* _What is required_: In the records below, pick out all lines containing the word "어버이날".
=== Extracted information ===
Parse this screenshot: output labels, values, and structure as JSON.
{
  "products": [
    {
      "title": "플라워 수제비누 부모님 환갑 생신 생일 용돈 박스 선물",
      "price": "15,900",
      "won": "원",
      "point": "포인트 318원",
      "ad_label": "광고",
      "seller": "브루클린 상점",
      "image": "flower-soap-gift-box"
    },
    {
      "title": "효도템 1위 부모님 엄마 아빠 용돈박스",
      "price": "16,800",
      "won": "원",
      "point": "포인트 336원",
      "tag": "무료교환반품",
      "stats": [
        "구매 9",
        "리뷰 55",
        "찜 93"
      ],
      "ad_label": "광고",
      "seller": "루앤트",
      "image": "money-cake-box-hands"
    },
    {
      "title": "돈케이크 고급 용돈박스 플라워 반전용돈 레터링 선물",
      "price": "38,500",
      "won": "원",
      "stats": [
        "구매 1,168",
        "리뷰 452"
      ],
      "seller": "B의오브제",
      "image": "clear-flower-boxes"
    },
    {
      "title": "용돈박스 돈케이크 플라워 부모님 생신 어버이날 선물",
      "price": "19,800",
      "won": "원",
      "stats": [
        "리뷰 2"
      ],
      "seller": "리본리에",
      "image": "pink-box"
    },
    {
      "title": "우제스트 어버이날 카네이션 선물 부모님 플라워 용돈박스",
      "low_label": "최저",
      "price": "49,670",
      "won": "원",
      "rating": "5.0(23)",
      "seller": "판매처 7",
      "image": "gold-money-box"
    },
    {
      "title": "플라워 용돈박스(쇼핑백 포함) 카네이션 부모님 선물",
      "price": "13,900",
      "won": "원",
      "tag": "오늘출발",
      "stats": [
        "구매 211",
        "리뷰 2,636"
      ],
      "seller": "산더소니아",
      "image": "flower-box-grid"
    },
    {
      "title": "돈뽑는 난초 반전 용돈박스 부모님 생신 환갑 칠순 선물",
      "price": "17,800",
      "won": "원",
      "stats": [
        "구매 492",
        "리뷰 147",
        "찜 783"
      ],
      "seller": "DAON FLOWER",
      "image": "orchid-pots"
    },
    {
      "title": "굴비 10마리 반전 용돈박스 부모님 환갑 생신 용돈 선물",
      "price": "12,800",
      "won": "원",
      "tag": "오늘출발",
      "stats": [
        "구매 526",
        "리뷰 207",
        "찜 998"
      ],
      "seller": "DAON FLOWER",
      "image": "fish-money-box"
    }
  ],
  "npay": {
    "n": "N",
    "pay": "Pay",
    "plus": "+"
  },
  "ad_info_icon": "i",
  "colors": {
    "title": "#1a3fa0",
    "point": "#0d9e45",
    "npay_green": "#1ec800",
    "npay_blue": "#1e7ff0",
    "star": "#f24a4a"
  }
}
===
* _Answer for this exercise_:
      "title": "용돈박스 돈케이크 플라워 부모님 생신 어버이날 선물",
      "title": "우제스트 어버이날 카네이션 선물 부모님 플라워 용돈박스",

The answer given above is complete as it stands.